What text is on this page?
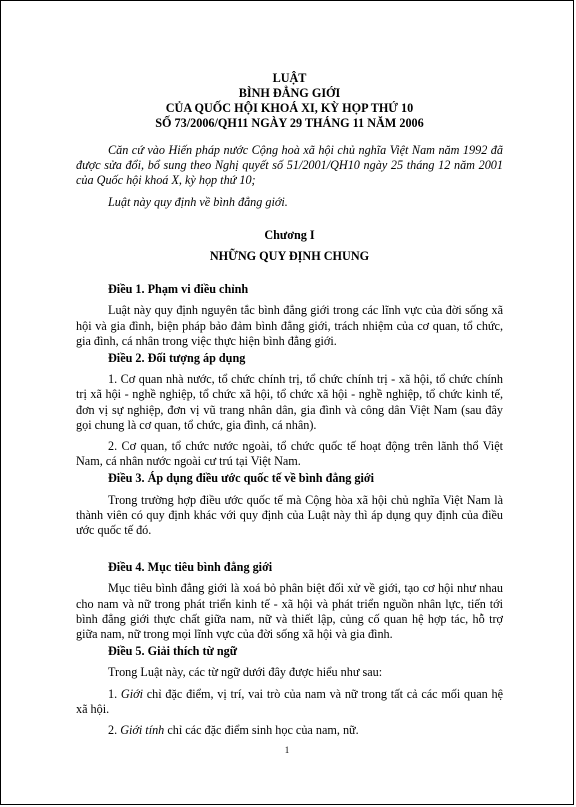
LUẬT
BÌNH ĐẲNG GIỚI
CỦA QUỐC HỘI KHOÁ XI, KỲ HỌP THỨ 10
SỐ 73/2006/QH11 NGÀY 29 THÁNG 11 NĂM 2006

Căn cứ vào Hiến pháp nước Cộng hoà xã hội chủ nghĩa Việt Nam năm 1992 đã được sửa đổi, bổ sung theo Nghị quyết số 51/2001/QH10 ngày 25 tháng 12 năm 2001 của Quốc hội khoá X, kỳ họp thứ 10;

Luật này quy định về bình đẳng giới.

Chương I
NHỮNG QUY ĐỊNH CHUNG
Điều 1. Phạm vi điều chỉnh

Luật này quy định nguyên tắc bình đẳng giới trong các lĩnh vực của đời sống xã hội và gia đình, biện pháp bảo đảm bình đẳng giới, trách nhiệm của cơ quan, tổ chức, gia đình, cá nhân trong việc thực hiện bình đẳng giới.

Điều 2. Đối tượng áp dụng

1. Cơ quan nhà nước, tổ chức chính trị, tổ chức chính trị - xã hội, tổ chức chính trị xã hội - nghề nghiệp, tổ chức xã hội, tổ chức xã hội - nghề nghiệp, tổ chức kinh tế, đơn vị sự nghiệp, đơn vị vũ trang nhân dân, gia đình và công dân Việt Nam (sau đây gọi chung là cơ quan, tổ chức, gia đình, cá nhân).

2. Cơ quan, tổ chức nước ngoài, tổ chức quốc tế hoạt động trên lãnh thổ Việt Nam, cá nhân nước ngoài cư trú tại Việt Nam.

Điều 3. Áp dụng điều ước quốc tế về bình đẳng giới

Trong trường hợp điều ước quốc tế mà Cộng hòa xã hội chủ nghĩa Việt Nam là thành viên có quy định khác với quy định của Luật này thì áp dụng quy định của điều ước quốc tế đó.

Điều 4. Mục tiêu bình đẳng giới

Mục tiêu bình đẳng giới là xoá bỏ phân biệt đối xử về giới, tạo cơ hội như nhau cho nam và nữ trong phát triển kinh tế - xã hội và phát triển nguồn nhân lực, tiến tới bình đẳng giới thực chất giữa nam, nữ và thiết lập, củng cố quan hệ hợp tác, hỗ trợ giữa nam, nữ trong mọi lĩnh vực của đời sống xã hội và gia đình.

Điều 5. Giải thích từ ngữ

Trong Luật này, các từ ngữ dưới đây được hiểu như sau:

1. Giới chỉ đặc điểm, vị trí, vai trò của nam và nữ trong tất cả các mối quan hệ xã hội.

2. Giới tính chỉ các đặc điểm sinh học của nam, nữ.

1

§ §

Task requirements: Your task is to gather every line with the word "điểm" and copy it.

Response below:
1. Giới chỉ đặc điểm, vị trí, vai trò của nam và nữ trong tất cả các mối quan hệ xã hội.
2. Giới tính chỉ các đặc điểm sinh học của nam, nữ.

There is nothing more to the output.